▶ _TESTO DELLA PAGINA_:
··········
All’OMS nessuno lo conosceva. All’ordine dei medici non era iscritto. Il suo nome non risultava nelle liste degli ospedali parigini in cui sosteneva di aver svolto il tirocinio, come non appariva tra gli iscritti della facoltà di Medicina di Lione, sebbene tanti suoi amici sostenessero fermamente di essere stati suoi compagni di studi all’Università. Sì perché in effetti alla facoltà di Medicina si era iscritto, ma aveva smesso di sostenere gli esami al secondo anno. Da quel momento per dodici anni aveva continuato ad iscriversi regolarmente all’Università studiando con colleghi e amici ma senza mai presentarsi alle prove di esame. Da quel momento tutto nella vita di Jean Claude Romand diventa falso e il truffatore di amici e parenti, uomo gentile, premuroso e rispettabilissimo, si trasforma in un pluriomicida.

La tragedia

9 gennaio 1993. Il “dottor” Jean-Claude Romand uccide la moglie, i due figli e i genitori. Segue un tentativo di suicidio che fallisce miseramente. Ad un certo punto il castello di menzogne che era diventato la sua vita, si sgretola e l’unica alternativa possibile sembra essere quella di uccidere la sua famiglia e  poi di uccidersi per chiudere così ogni conto e non dover affrontare lo sguardo inquisitore.

Ma Romand sopravvive e viene condannato.

L’Avversario: un fatto di cronaca nera.

L’Avversario è un romanzo verità che attinge da un fatto di cronaca che sconvolse la Francia. L’interesse di Carrère non è una malsana curiosità, piuttosto l’urgenza di portare alla luce i fatti perché si possa avere risposta a due interrogativi: che cosa passava nella testa di quell’uomo durante le giornate in cui gli altri lo credevano quello che lui sapeva di non essere? E che cosa accade nel suo cuore durante le ore notturne di veglia e preghiera che trascorre nel carcere di Fresnes?
··········
▶ _ESTRATTI DI DATI_:
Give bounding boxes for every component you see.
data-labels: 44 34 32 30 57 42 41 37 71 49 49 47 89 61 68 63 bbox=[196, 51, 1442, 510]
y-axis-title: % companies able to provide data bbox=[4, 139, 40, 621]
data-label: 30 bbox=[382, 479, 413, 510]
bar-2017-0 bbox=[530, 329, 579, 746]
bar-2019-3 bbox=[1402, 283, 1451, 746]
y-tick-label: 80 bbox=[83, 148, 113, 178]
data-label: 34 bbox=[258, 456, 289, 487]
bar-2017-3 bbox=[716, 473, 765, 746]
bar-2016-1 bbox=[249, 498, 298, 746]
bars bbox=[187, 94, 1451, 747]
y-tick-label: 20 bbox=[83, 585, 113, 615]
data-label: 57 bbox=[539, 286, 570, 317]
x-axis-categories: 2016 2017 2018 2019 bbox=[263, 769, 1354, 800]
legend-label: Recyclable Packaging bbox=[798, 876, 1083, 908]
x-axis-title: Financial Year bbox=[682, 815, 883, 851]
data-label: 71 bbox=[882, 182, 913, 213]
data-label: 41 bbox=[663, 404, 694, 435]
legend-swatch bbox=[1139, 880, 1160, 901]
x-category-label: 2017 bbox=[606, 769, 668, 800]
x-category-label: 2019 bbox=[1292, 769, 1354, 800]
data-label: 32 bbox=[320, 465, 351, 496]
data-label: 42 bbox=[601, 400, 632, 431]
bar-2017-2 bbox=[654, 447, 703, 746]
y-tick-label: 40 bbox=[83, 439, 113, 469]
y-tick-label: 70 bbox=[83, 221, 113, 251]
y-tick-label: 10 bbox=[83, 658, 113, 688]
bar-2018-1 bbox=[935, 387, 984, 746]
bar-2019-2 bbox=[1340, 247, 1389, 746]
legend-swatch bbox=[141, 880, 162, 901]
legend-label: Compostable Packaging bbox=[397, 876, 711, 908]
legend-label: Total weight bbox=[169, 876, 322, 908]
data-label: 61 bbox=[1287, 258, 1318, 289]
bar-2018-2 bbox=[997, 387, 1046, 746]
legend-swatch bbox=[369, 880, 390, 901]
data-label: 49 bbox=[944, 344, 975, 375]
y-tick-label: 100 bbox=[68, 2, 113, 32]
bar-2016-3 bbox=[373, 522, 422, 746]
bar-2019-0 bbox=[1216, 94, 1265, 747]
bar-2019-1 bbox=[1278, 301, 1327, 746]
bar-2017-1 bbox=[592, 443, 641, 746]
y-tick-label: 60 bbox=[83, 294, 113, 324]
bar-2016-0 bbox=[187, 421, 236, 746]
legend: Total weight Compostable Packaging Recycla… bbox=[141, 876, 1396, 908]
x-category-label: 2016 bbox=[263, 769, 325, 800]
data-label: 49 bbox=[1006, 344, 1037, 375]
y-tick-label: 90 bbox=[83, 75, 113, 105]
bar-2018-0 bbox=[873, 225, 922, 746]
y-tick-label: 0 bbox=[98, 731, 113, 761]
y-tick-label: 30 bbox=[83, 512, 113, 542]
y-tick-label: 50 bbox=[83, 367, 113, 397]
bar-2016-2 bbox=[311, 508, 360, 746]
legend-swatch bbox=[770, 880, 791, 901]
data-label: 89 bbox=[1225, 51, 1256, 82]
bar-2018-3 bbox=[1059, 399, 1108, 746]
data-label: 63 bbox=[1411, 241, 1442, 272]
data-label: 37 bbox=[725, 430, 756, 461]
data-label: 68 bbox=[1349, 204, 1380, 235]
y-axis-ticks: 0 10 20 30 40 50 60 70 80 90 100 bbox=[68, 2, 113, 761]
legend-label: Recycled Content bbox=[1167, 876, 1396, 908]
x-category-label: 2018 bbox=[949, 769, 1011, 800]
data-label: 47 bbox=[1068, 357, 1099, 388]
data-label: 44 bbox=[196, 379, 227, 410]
··········
▶ _DOMANDE SUL MATERIALE_:
1. Nel testo sul caso Romand, in quale data Jean-Claude Romand uccide la moglie, i due figli e i genitori?
2. Prosegui il testo sul caso Romand dopo la sua ultima frase.

▶ _RISPOSTE IN ORDINE_:
1. Il 9 gennaio 1993.

2.
Entrare nella mente (e nel cuore) di Romand è un progetto ambizioso non sempre riuscito; il libro risente a tratti di un’impronta giornalistica che lo rende, in alcuni passaggi freddo e scarno.

L’eccezionalità del progetto di Carrère però risiede nella ricerca di un senso di un fatto così cruento e inspiegabile, una sorta di analisi del male alla stregua di Truman Capote in A sangue freddo. Non c’è alcun giudizio o arroganza voyeristica del male, ma solo un tentativo di capire ciò che forse non potrà mai essere capito.

Mentre tornavo a Parigi per rimettermi a lavoro, non vedevo più ombra di mistero nella sua lunga impostura, ma solo una misera commiserazione di cecità, disperazione e vigliaccheria. Ormai sapevo cos’accadeva nella sua testa durante le lunghe ore vuote trascorse nelle aree di servizio o nei parcheggi dei bar, era una cosa che in qualche modo avevo vissuto anch’io, e che mi ero lasciato alle spalle. Ma mi chiedevo: che cosa accade, adesso, nel suo cuore durante le ore notturne di veglia e di preghiera?

Chi è l’avversario?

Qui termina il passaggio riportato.